▸ STORED RECORDS:
+---+
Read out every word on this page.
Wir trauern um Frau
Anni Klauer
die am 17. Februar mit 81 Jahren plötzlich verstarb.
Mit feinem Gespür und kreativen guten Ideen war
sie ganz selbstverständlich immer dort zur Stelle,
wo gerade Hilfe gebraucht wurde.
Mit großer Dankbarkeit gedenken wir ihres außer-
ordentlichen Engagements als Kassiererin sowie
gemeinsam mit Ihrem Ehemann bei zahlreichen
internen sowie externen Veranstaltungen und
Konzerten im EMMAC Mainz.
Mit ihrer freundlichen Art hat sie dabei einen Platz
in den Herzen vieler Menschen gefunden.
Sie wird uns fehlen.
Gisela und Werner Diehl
+---+
▸ GIVEN REQUEST: Go through the material above and copy each line that has the word "sowie".

▸ EXERCISE OUTPUT:
ordentlichen Engagements als Kassiererin sowie
internen sowie externen Veranstaltungen und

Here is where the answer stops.